• **Material provided**
>> start

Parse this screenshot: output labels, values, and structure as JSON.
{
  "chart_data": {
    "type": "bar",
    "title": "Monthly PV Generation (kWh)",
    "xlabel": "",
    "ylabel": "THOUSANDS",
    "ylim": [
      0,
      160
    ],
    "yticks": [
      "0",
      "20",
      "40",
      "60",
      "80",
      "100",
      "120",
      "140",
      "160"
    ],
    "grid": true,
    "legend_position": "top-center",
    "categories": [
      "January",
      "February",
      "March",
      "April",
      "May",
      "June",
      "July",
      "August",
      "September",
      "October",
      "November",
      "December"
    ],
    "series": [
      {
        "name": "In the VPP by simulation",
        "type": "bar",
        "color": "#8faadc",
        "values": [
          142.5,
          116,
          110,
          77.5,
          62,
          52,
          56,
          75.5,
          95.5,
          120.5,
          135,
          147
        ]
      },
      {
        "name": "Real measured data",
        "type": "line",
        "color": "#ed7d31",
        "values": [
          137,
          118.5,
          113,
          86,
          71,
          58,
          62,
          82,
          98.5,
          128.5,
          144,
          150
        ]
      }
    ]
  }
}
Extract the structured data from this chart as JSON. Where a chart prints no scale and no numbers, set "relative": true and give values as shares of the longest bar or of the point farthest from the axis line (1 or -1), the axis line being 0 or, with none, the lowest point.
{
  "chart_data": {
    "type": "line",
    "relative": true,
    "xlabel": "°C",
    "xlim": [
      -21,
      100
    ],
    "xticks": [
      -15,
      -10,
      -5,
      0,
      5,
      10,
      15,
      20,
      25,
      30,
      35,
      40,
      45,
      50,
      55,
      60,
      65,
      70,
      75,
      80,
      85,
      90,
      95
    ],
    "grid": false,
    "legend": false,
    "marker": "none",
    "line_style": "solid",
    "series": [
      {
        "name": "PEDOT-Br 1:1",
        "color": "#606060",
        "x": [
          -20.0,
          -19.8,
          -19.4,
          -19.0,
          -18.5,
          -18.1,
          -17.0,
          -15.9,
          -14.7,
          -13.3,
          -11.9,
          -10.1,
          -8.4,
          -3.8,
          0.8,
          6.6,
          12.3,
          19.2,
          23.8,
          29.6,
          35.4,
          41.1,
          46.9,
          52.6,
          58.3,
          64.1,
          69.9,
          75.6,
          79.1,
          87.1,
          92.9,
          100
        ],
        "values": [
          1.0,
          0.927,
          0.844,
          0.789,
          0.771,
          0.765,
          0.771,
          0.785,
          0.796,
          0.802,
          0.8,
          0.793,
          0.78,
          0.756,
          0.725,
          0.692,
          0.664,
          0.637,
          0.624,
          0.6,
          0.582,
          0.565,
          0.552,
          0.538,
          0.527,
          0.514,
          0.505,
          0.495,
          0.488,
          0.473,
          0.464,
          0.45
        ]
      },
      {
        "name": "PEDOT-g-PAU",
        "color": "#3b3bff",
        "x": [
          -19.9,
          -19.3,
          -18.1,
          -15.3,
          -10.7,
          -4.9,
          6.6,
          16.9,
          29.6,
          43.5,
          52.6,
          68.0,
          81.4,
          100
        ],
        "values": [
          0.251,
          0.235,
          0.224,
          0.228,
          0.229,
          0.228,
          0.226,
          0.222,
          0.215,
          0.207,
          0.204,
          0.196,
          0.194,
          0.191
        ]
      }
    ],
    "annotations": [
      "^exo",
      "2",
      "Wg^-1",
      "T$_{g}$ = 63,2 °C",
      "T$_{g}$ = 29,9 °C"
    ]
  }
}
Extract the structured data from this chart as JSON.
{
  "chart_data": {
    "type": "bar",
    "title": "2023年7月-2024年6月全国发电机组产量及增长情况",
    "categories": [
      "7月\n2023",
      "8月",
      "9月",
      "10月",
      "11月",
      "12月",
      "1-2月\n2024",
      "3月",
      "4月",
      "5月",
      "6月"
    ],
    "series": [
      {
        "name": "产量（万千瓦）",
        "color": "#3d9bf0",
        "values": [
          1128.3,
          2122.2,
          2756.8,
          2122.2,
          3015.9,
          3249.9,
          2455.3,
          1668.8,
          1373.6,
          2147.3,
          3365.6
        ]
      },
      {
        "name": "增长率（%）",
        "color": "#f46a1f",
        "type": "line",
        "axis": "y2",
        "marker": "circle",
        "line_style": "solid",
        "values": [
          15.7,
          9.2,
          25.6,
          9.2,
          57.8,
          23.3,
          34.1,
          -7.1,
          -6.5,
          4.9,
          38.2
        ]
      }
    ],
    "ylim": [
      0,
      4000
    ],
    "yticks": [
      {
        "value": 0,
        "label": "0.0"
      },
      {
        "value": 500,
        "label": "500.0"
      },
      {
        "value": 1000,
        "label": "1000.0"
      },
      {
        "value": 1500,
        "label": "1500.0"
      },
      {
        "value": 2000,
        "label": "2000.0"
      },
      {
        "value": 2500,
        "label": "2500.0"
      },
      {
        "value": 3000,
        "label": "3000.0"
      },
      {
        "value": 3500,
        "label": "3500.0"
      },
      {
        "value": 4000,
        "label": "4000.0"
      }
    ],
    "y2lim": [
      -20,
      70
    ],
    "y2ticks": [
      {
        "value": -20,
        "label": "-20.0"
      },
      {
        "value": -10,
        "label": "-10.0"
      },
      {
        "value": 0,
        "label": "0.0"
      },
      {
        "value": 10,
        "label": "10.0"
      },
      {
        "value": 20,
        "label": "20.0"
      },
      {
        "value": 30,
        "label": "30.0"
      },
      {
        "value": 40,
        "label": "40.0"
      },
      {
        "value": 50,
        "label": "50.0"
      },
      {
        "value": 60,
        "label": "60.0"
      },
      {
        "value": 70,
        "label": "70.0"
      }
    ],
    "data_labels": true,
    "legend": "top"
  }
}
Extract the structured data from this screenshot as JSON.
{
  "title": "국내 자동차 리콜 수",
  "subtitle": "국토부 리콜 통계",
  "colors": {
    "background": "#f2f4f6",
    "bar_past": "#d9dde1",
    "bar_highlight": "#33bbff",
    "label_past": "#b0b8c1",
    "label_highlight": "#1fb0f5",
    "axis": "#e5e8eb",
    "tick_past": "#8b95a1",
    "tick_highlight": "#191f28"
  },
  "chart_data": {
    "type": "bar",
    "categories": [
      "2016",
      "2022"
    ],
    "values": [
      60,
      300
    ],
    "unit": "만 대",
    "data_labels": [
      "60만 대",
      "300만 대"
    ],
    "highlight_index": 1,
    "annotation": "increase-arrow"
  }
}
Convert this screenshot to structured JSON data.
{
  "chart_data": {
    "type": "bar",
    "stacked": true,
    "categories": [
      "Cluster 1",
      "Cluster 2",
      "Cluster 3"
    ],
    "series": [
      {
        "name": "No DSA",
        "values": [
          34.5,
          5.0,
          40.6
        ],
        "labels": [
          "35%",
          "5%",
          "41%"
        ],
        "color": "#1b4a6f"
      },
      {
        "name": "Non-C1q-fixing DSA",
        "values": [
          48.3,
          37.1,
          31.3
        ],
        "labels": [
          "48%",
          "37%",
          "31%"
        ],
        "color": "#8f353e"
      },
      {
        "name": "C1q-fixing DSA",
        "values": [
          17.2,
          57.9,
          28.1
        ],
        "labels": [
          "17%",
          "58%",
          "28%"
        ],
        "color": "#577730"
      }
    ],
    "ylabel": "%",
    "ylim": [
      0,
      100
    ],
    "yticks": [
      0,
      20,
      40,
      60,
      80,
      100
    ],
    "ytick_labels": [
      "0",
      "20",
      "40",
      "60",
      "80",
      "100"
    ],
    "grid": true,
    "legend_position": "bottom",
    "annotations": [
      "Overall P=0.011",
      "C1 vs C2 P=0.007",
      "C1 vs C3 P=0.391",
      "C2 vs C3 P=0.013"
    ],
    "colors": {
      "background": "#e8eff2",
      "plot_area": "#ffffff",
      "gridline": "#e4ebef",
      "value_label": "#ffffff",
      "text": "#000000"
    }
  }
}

>> end

• **Aim**
Transcribe exactly, and only, the lines from the one bearing "Convert this screenshot" through the last line of the entries, counting both.

• **Solved exercise**
Convert this screenshot to structured JSON data.
{
  "chart_data": {
    "type": "bar",
    "stacked": true,
    "categories": [
      "Cluster 1",
      "Cluster 2",
      "Cluster 3"
    ],
    "series": [
      {
        "name": "No DSA",
        "values": [
          34.5,
          5.0,
          40.6
        ],
        "labels": [
          "35%",
          "5%",
          "41%"
        ],
        "color": "#1b4a6f"
      },
      {
        "name": "Non-C1q-fixing DSA",
        "values": [
          48.3,
          37.1,
          31.3
        ],
        "labels": [
          "48%",
          "37%",
          "31%"
        ],
        "color": "#8f353e"
      },
      {
        "name": "C1q-fixing DSA",
        "values": [
          17.2,
          57.9,
          28.1
        ],
        "labels": [
          "17%",
          "58%",
          "28%"
        ],
        "color": "#577730"
      }
    ],
    "ylabel": "%",
    "ylim": [
      0,
      100
    ],
    "yticks": [
      0,
      20,
      40,
      60,
      80,
      100
    ],
    "ytick_labels": [
      "0",
      "20",
      "40",
      "60",
      "80",
      "100"
    ],
    "grid": true,
    "legend_position": "bottom",
    "annotations": [
      "Overall P=0.011",
      "C1 vs C2 P=0.007",
      "C1 vs C3 P=0.391",
      "C2 vs C3 P=0.013"
    ],
    "colors": {
      "background": "#e8eff2",
      "plot_area": "#ffffff",
      "gridline": "#e4ebef",
      "value_label": "#ffffff",
      "text": "#000000"
    }
  }
}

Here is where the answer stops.